Governance, aid and corruption in transition: Taking state capture seriously

By Daniel Kaufmann, Senior Fellow, Brookings Institution

Evidence suggests that over the past decade, misgovernance in the Arab world was not only acute, but also worsened over time.  Yet this poor and deteriorating quality of democratic governance was largely ignored by the international community, which continued to provide increasing volumes of foreign aid to governments whose standards of democratic voice and accountability were among the worst in the world (Figure 1). The strategies and lending practices of donors and International Finance Institutions’ (IFIs) were often supported by partial and uncritical assessments of country performance.

The data was clearly pointing to the large and growing democratic governance deficit over the last decade in almost all countries in the Arab world, as seen in figure 2 below (including Turkey as a benchmark comparator), even if we are mindful of the fact that there is some imprecision in any governance indicator.

But what about corruption?  Does the evidence also show such weak control of corruption in the countries in the region?

On corruption, the picture is more complex.   Among others, international measures of corruption are available from Transparency International (TI) and also as one of 6 indicators among the Worldwide Governance Indicators (WGI, shown in Figure 3 below for Control of Corruption).   The performance across countries in the region has been rather mixed. Although a number of countries in the Gulf performed satisfactorily, many countries in the region (including Libya, Yemen, Syria, Iran, and Egypt) performed very poorly according to any of these indicators.

Like any other measure of governance, measures of corruption are also subject to imprecision.  It is important to estimate and disclose the extent of imprecision in any of these measures. In the figure below, the confidence intervals are shown, and one corollary is that it is unwise to over-interpret small differences in scores or focus on identifying one ‘top’ or ‘bottom’ country.

Excerpts from a layout annotation set
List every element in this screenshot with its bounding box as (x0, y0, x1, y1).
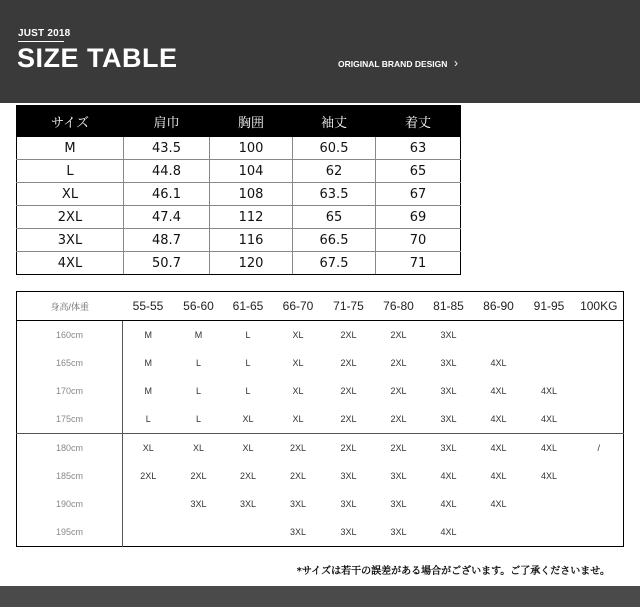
footer-bar (0, 586, 640, 607)
recommended-size-cell (174, 518, 224, 547)
recommended-size-cell: 3XL (440, 330, 457, 340)
recommended-size-cell: 3XL (390, 499, 407, 509)
weight-range-header: 56-60 (174, 292, 224, 321)
recommended-size-cell: 4XL (524, 434, 575, 463)
size-value-cell: 120 (210, 252, 293, 275)
recommended-size-cell: 2XL (390, 358, 407, 368)
recommended-size-cell: 4XL (440, 499, 457, 509)
year-label: JUST 2018 (18, 28, 71, 39)
size-table-body (17, 137, 461, 275)
height-label-cell: 195cm (17, 518, 123, 547)
size-table-header-row (17, 106, 461, 137)
recommended-size-cell (524, 321, 575, 350)
height-label-cell: 175cm (17, 405, 123, 434)
recommended-size-cell: 2XL (340, 358, 357, 368)
recommended-size-cell (575, 349, 624, 377)
ref-table-row (17, 405, 624, 434)
recommended-size-cell: 4XL (540, 471, 557, 481)
size-disclaimer-note: *サイズは若干の誤差がある場合がございます。ご了承くださいませ。 (296, 566, 610, 577)
recommended-size-cell: 2XL (390, 386, 407, 396)
size-label-cell: XL (17, 183, 124, 206)
size-value-cell: 69 (376, 206, 461, 229)
recommended-size-cell: 4XL (440, 471, 457, 481)
height-label-cell: 160cm (17, 321, 123, 350)
size-label-cell: M (17, 137, 124, 160)
recommended-size-cell (123, 490, 174, 518)
recommended-size-cell: L (145, 414, 151, 424)
height-label-cell: 190cm (17, 490, 123, 518)
ref-table-header-row (17, 292, 624, 321)
page-title: SIZE TABLE (17, 43, 178, 73)
size-value-cell: 48.7 (124, 229, 210, 252)
recommended-size-cell: M (144, 358, 152, 368)
recommended-size-cell (575, 518, 624, 547)
recommended-size-cell: 3XL (340, 499, 357, 509)
recommended-size-cell (524, 349, 575, 377)
ref-table-row (17, 349, 624, 377)
recommended-size-cell: 4XL (490, 386, 507, 396)
size-value-cell: 60.5 (293, 137, 376, 160)
recommended-size-cell (575, 462, 624, 490)
ref-table-row (17, 490, 624, 518)
size-table-header-cell: 肩巾 (124, 106, 210, 137)
recommended-size-cell (575, 405, 624, 434)
recommended-size-cell: XL (123, 434, 174, 463)
height-label-cell: 185cm (17, 462, 123, 490)
size-value-cell: 116 (210, 229, 293, 252)
weight-range-header: 66-70 (273, 292, 324, 321)
recommended-size-cell: 2XL (390, 414, 407, 424)
ref-table-row (17, 462, 624, 490)
size-value-cell: 71 (376, 252, 461, 275)
recommended-size-cell: L (245, 358, 251, 368)
recommended-size-cell: XL (242, 414, 254, 424)
size-table-header-cell: サイズ (17, 106, 124, 137)
size-value-cell: 100 (210, 137, 293, 160)
height-weight-size-table (16, 291, 624, 547)
recommended-size-cell: 4XL (540, 386, 557, 396)
weight-range-header: 71-75 (324, 292, 374, 321)
ref-table-row (17, 434, 624, 463)
height-label-cell: 170cm (17, 377, 123, 405)
weight-range-header: 76-80 (374, 292, 424, 321)
size-table-header-cell: 着丈 (376, 106, 461, 137)
recommended-size-cell (524, 518, 575, 547)
size-value-cell: 108 (210, 183, 293, 206)
size-table-row (17, 137, 461, 160)
ref-table-row (17, 518, 624, 547)
size-label-cell: 4XL (17, 252, 124, 275)
size-label-cell: L (17, 160, 124, 183)
recommended-size-cell: 3XL (440, 358, 457, 368)
recommended-size-cell: 3XL (289, 527, 306, 537)
recommended-size-cell: 4XL (440, 527, 457, 537)
size-value-cell: 47.4 (124, 206, 210, 229)
size-value-cell: 46.1 (124, 183, 210, 206)
size-value-cell: 44.8 (124, 160, 210, 183)
recommended-size-cell: 2XL (340, 386, 357, 396)
recommended-size-cell: M (144, 386, 152, 396)
size-value-cell: 112 (210, 206, 293, 229)
recommended-size-cell: M (194, 330, 203, 340)
recommended-size-cell (575, 377, 624, 405)
size-value-cell: 65 (293, 206, 376, 229)
size-label-cell: 2XL (17, 206, 124, 229)
size-table-header-cell: 袖丈 (293, 106, 376, 137)
size-value-cell: 65 (376, 160, 461, 183)
recommended-size-cell: XL (292, 414, 304, 424)
chevron-right-icon[interactable]: › (454, 56, 458, 70)
recommended-size-cell: 4XL (474, 434, 524, 463)
recommended-size-cell: L (195, 358, 201, 368)
recommended-size-cell (524, 490, 575, 518)
size-table-row (17, 206, 461, 229)
recommended-size-cell: XL (292, 386, 304, 396)
weight-range-header: 55-55 (123, 292, 174, 321)
size-value-cell: 43.5 (124, 137, 210, 160)
recommended-size-cell: 3XL (239, 499, 256, 509)
recommended-size-cell: 2XL (340, 330, 357, 340)
size-value-cell: 62 (293, 160, 376, 183)
size-value-cell: 70 (376, 229, 461, 252)
ref-table-body (17, 321, 624, 547)
recommended-size-cell: XL (292, 330, 304, 340)
size-value-cell: 67 (376, 183, 461, 206)
recommended-size-cell: 4XL (490, 499, 507, 509)
height-label-cell: 180cm (17, 434, 123, 463)
recommended-size-cell: 3XL (190, 499, 207, 509)
weight-range-header: 86-90 (474, 292, 524, 321)
recommended-size-cell: L (245, 330, 251, 340)
recommended-size-cell (575, 321, 624, 350)
recommended-size-cell: 4XL (490, 414, 507, 424)
size-value-cell: 63.5 (293, 183, 376, 206)
size-table-row (17, 183, 461, 206)
recommended-size-cell (474, 321, 524, 350)
year-underline (18, 41, 64, 42)
weight-range-header: 100KG (575, 292, 624, 321)
recommended-size-cell: 3XL (390, 471, 407, 481)
ref-table-row (17, 377, 624, 405)
weight-range-header: 61-65 (224, 292, 273, 321)
recommended-size-cell: 3XL (440, 414, 457, 424)
recommended-size-cell: 2XL (289, 471, 306, 481)
recommended-size-cell: 3XL (390, 527, 407, 537)
recommended-size-cell: 3XL (289, 499, 306, 509)
size-value-cell: 67.5 (293, 252, 376, 275)
recommended-size-cell (474, 518, 524, 547)
size-value-cell: 50.7 (124, 252, 210, 275)
ref-table-corner-cell: 身高/体重 (17, 292, 123, 321)
recommended-size-cell: XL (292, 358, 304, 368)
recommended-size-cell: 2XL (190, 471, 207, 481)
recommended-size-cell: M (144, 330, 152, 340)
weight-range-header: 81-85 (424, 292, 474, 321)
recommended-size-cell: XL (224, 434, 273, 463)
size-table-header-cell: 胸囲 (210, 106, 293, 137)
size-value-cell: 63 (376, 137, 461, 160)
recommended-size-cell: L (245, 386, 251, 396)
size-table-row (17, 229, 461, 252)
recommended-size-cell: 2XL (390, 330, 407, 340)
recommended-size-cell: L (195, 386, 201, 396)
size-table-row (17, 160, 461, 183)
recommended-size-cell: 3XL (340, 471, 357, 481)
recommended-size-cell: 3XL (440, 386, 457, 396)
recommended-size-cell: 2XL (374, 434, 424, 463)
recommended-size-cell: 2XL (340, 414, 357, 424)
recommended-size-cell: 3XL (424, 434, 474, 463)
recommended-size-cell (224, 518, 273, 547)
size-value-cell: 104 (210, 160, 293, 183)
brand-design-link[interactable]: ORIGINAL BRAND DESIGN (338, 59, 448, 69)
height-label-cell: 165cm (17, 349, 123, 377)
recommended-size-cell (123, 518, 174, 547)
size-table-row (17, 252, 461, 275)
header-banner (0, 0, 640, 103)
recommended-size-cell: / (575, 434, 624, 463)
recommended-size-cell: 4XL (490, 471, 507, 481)
size-value-cell: 66.5 (293, 229, 376, 252)
recommended-size-cell: 2XL (239, 471, 256, 481)
recommended-size-cell: 2XL (140, 471, 157, 481)
recommended-size-cell: 3XL (340, 527, 357, 537)
size-label-cell: 3XL (17, 229, 124, 252)
recommended-size-cell: L (195, 414, 201, 424)
ref-table-row (17, 321, 624, 350)
recommended-size-cell (575, 490, 624, 518)
recommended-size-cell: 2XL (324, 434, 374, 463)
recommended-size-cell: 4XL (490, 358, 507, 368)
size-measurement-table (16, 105, 461, 275)
recommended-size-cell: 4XL (540, 414, 557, 424)
weight-range-header: 91-95 (524, 292, 575, 321)
recommended-size-cell: 2XL (273, 434, 324, 463)
recommended-size-cell: XL (174, 434, 224, 463)
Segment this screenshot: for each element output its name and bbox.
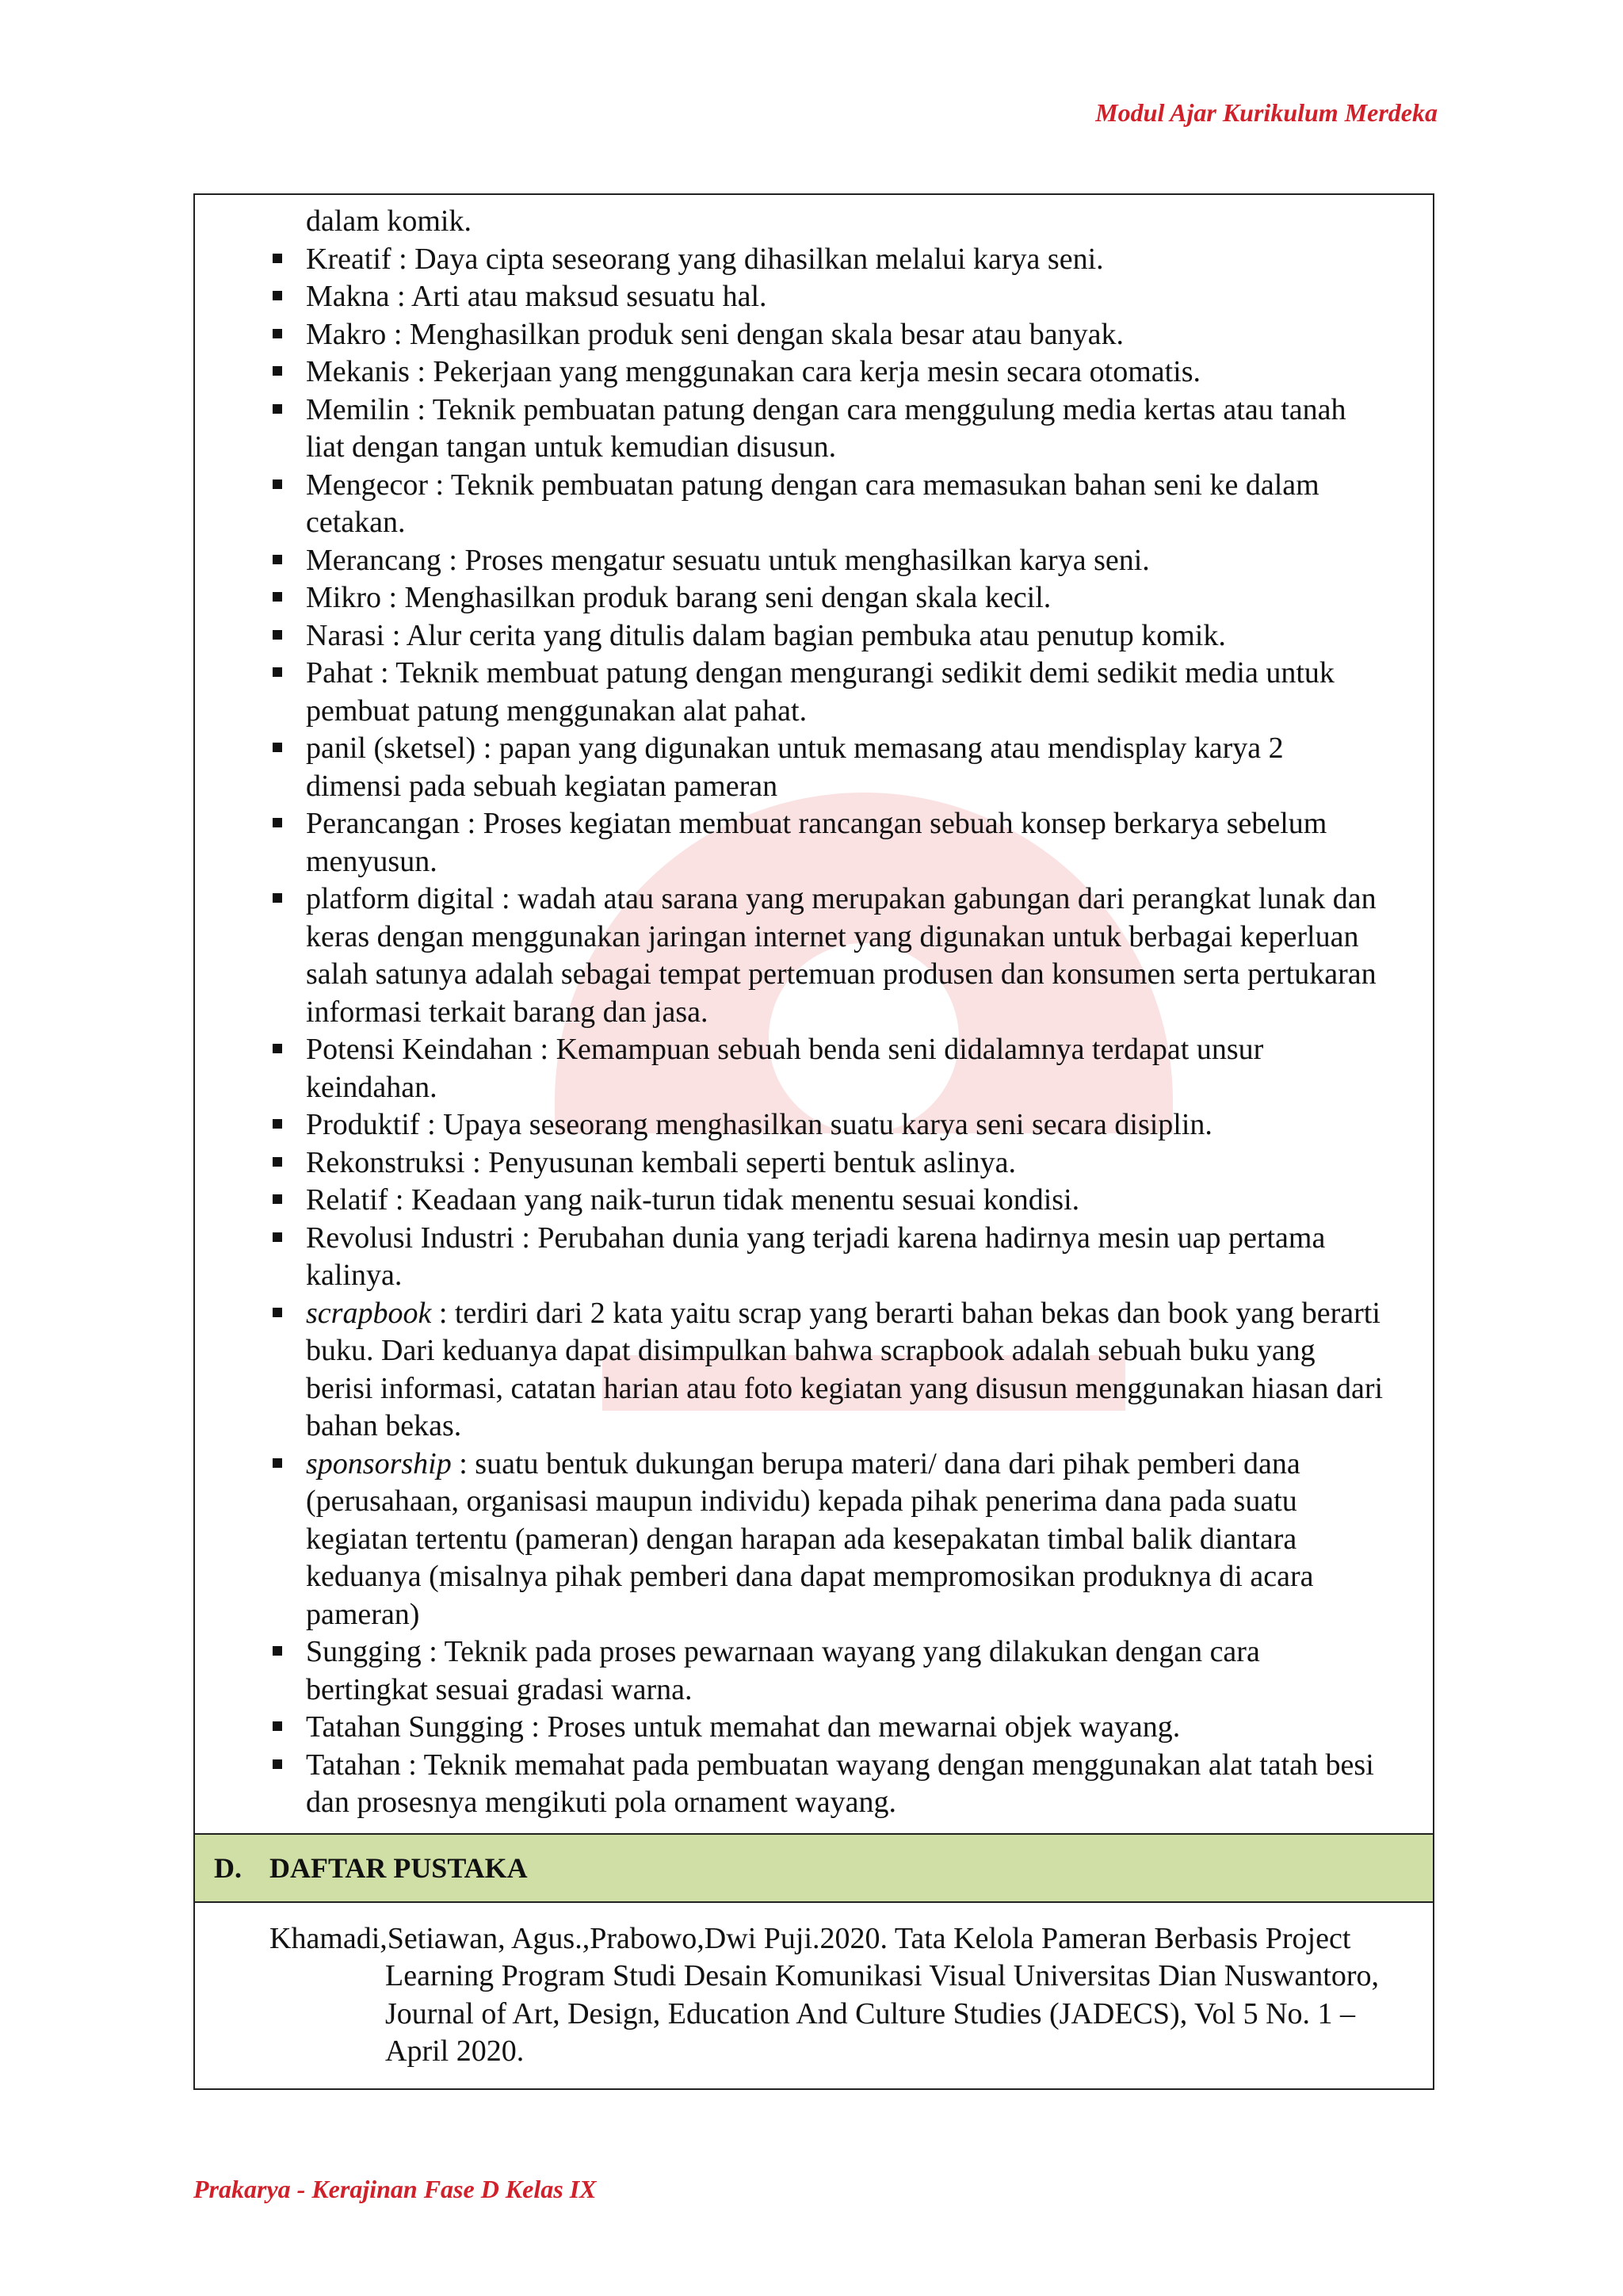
glossary-definition: : terdiri dari 2 kata yaitu scrap yang berarti bahan bekas dan book yang berarti buku. Dari keduanya dapat disimpulkan bahwa scrapbook adalah sebuah buku yang berisi informasi, catatan harian atau foto kegiatan yang disusun menggunakan hiasan dari bahan bekas. (306, 1296, 1384, 1442)
glossary-term: sponsorship (306, 1446, 452, 1480)
glossary-item (235, 655, 1385, 730)
square-bullet-icon (273, 555, 282, 564)
running-footer: Prakarya - Kerajinan Fase D Kelas IX (193, 2175, 597, 2203)
square-bullet-icon (273, 1157, 282, 1167)
glossary-item (235, 1182, 1385, 1220)
glossary-item (235, 1106, 1385, 1144)
square-bullet-icon (273, 1044, 282, 1053)
square-bullet-icon (273, 254, 282, 263)
glossary-term: Tatahan (306, 1748, 401, 1782)
glossary-definition: : Teknik membuat patung dengan mengurangi sedikit demi sedikit media untuk pembuat patung menggunakan alat pahat. (306, 656, 1335, 728)
glossary-item (235, 617, 1385, 655)
glossary-term: Memilin (306, 392, 410, 426)
content-table (193, 193, 1434, 2090)
square-bullet-icon (273, 404, 282, 414)
square-bullet-icon (273, 592, 282, 602)
running-header: Modul Ajar Kurikulum Merdeka (1095, 98, 1438, 127)
glossary-item (235, 1747, 1385, 1822)
glossary-item (235, 392, 1385, 467)
glossary-term: Mekanis (306, 355, 410, 388)
glossary-term: panil (sketsel) (306, 732, 476, 765)
glossary-item (235, 730, 1385, 805)
glossary-item (235, 1709, 1385, 1747)
square-bullet-icon (273, 291, 282, 300)
glossary-term: Narasi (306, 618, 385, 652)
glossary-item (235, 1633, 1385, 1709)
glossary-definition: : Arti atau maksud sesuatu hal. (389, 280, 767, 313)
square-bullet-icon (273, 1721, 282, 1731)
glossary-definition: : Proses kegiatan membuat rancangan sebuah konsep berkarya sebelum menyusun. (306, 807, 1327, 878)
glossary-definition: : Teknik memahat pada pembuatan wayang dengan menggunakan alat tatah besi dan prosesnya mengikuti pola ornament wayang. (306, 1748, 1374, 1819)
square-bullet-icon (273, 1308, 282, 1317)
glossary-term: Tatahan Sungging (306, 1710, 524, 1744)
glossary-item (235, 1295, 1385, 1446)
glossary-definition: : Teknik pada proses pewarnaan wayang yang dilakukan dengan cara bertingkat sesuai gradasi warna. (306, 1635, 1260, 1706)
glossary-item (235, 542, 1385, 580)
square-bullet-icon (273, 818, 282, 827)
glossary-term: Mikro (306, 581, 381, 614)
glossary-item (235, 316, 1385, 354)
glossary-definition: : Keadaan yang naik-turun tidak menentu sesuai kondisi. (388, 1183, 1080, 1217)
glossary-term: Sungging (306, 1635, 422, 1668)
square-bullet-icon (273, 743, 282, 752)
square-bullet-icon (273, 329, 282, 338)
glossary-definition: : Pekerjaan yang menggunakan cara kerja mesin secara otomatis. (409, 355, 1201, 388)
glossary-term: scrapbook (306, 1296, 432, 1330)
glossary-item (235, 278, 1385, 316)
section-d-title: DAFTAR PUSTAKA (269, 1851, 528, 1884)
glossary-term: Makro (306, 317, 387, 351)
square-bullet-icon (273, 366, 282, 376)
glossary-term: Revolusi Industri (306, 1221, 514, 1255)
glossary-term: Potensi Keindahan (306, 1033, 533, 1066)
glossary-term: Makna (306, 280, 390, 313)
glossary-item (235, 1220, 1385, 1295)
glossary-cell (195, 195, 1433, 1833)
square-bullet-icon (273, 1119, 282, 1129)
glossary-list (235, 241, 1385, 1822)
square-bullet-icon (273, 1458, 282, 1468)
glossary-definition: : Proses untuk memahat dan mewarnai objek wayang. (523, 1710, 1181, 1744)
glossary-item (235, 881, 1385, 1031)
reference-list (269, 1920, 1401, 2071)
glossary-definition: : Kemampuan sebuah benda seni didalamnya terdapat unsur keindahan. (306, 1033, 1264, 1104)
glossary-term: Kreatif (306, 242, 391, 276)
square-bullet-icon (273, 1194, 282, 1204)
glossary-definition: : Menghasilkan produk barang seni dengan skala kecil. (381, 581, 1052, 614)
square-bullet-icon (273, 893, 282, 903)
glossary-item (235, 579, 1385, 617)
glossary-term: platform digital (306, 882, 495, 915)
glossary-term: Relatif (306, 1183, 388, 1217)
glossary-continuation: dalam komik. (306, 204, 472, 238)
glossary-term: Pahat (306, 656, 373, 690)
glossary-definition: : Menghasilkan produk seni dengan skala besar atau banyak. (386, 317, 1125, 351)
glossary-definition: : suatu bentuk dukungan berupa materi/ dana dari pihak pemberi dana (perusahaan, organisasi maupun individu) kepada pihak penerima dana pada suatu kegiatan tertentu (pameran) dengan harapan ada kesepakatan timbal balik diantara keduanya (misalnya pihak pemberi dana dapat mempromosikan produknya di acara pameran) (306, 1446, 1314, 1631)
glossary-definition: : papan yang digunakan untuk memasang atau mendisplay karya 2 dimensi pada sebuah kegiatan pameran (306, 732, 1284, 803)
square-bullet-icon (273, 1759, 282, 1769)
glossary-definition: : Alur cerita yang ditulis dalam bagian pembuka atau penutup komik. (384, 618, 1226, 652)
square-bullet-icon (273, 630, 282, 640)
glossary-item (235, 241, 1385, 279)
glossary-definition: : Proses mengatur sesuatu untuk menghasilkan karya seni. (441, 543, 1150, 577)
glossary-term: Produktif (306, 1108, 420, 1141)
glossary-item (235, 467, 1385, 542)
glossary-definition: : Perubahan dunia yang terjadi karena hadirnya mesin uap pertama kalinya. (306, 1221, 1326, 1292)
square-bullet-icon (273, 667, 282, 677)
section-d-letter: D. (214, 1851, 242, 1884)
glossary-term: Merancang (306, 543, 441, 577)
glossary-item (235, 1031, 1385, 1106)
glossary-definition: : Teknik pembuatan patung dengan cara menggulung media kertas atau tanah liat dengan tangan untuk kemudian disusun. (306, 392, 1346, 464)
glossary-definition: : Daya cipta seseorang yang dihasilkan melalui karya seni. (391, 242, 1104, 276)
square-bullet-icon (273, 1646, 282, 1656)
references-cell (195, 1903, 1433, 2088)
reference-entry: Khamadi,Setiawan, Agus.,Prabowo,Dwi Puji.2020. Tata Kelola Pameran Berbasis Project Learning Program Studi Desain Komunikasi Visual Universitas Dian Nuswantoro, Journal of Art, Design, Education And Culture Studies (JADECS), Vol 5 No. 1 – April 2020. (269, 1921, 1379, 2068)
glossary-definition: : Upaya seseorang menghasilkan suatu karya seni secara disiplin. (419, 1108, 1212, 1141)
glossary-item (235, 353, 1385, 392)
square-bullet-icon (273, 479, 282, 489)
glossary-term: Perancangan (306, 807, 460, 840)
glossary-definition: : Teknik pembuatan patung dengan cara memasukan bahan seni ke dalam cetakan. (306, 468, 1319, 539)
glossary-item (235, 1144, 1385, 1182)
section-d-header (195, 1833, 1433, 1903)
glossary-item (235, 805, 1385, 881)
glossary-term: Mengecor (306, 468, 429, 502)
glossary-definition: : Penyusunan kembali seperti bentuk aslinya. (464, 1145, 1017, 1179)
glossary-term: Rekonstruksi (306, 1145, 465, 1179)
glossary-definition: : wadah atau sarana yang merupakan gabungan dari perangkat lunak dan keras dengan menggunakan jaringan internet yang digunakan untuk berbagai keperluan salah satunya adalah sebagai tempat pertemuan produsen dan konsumen serta pertukaran informasi terkait barang dan jasa. (306, 882, 1377, 1029)
glossary-item (235, 1446, 1385, 1634)
square-bullet-icon (273, 1232, 282, 1242)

» **Written instruction 1**
In the governance excerpt, which country serves as a benchmark comparator in figure 2?
» **Written instruction 2**
The governance excerpt names some countries in the region as performing very poorly on corruption indicators. List them.
» **Written instruction 3**
From the governance excerpt, repeat the stretch from "Like any other" through "or ‘bottom’ country.".

» **Correct answer 1**
Turkey

» **Correct answer 2**
Libya, Yemen, Syria, Iran, Egypt

» **Correct answer 3**
Like any other measure of governance, measures of corruption are also subject to imprecision.  It is important to estimate and disclose the extent of imprecision in any of these measures. In the figure below, the confidence intervals are shown, and one corollary is that it is unwise to over-interpret small differences in scores or focus on identifying one ‘top’ or ‘bottom’ country.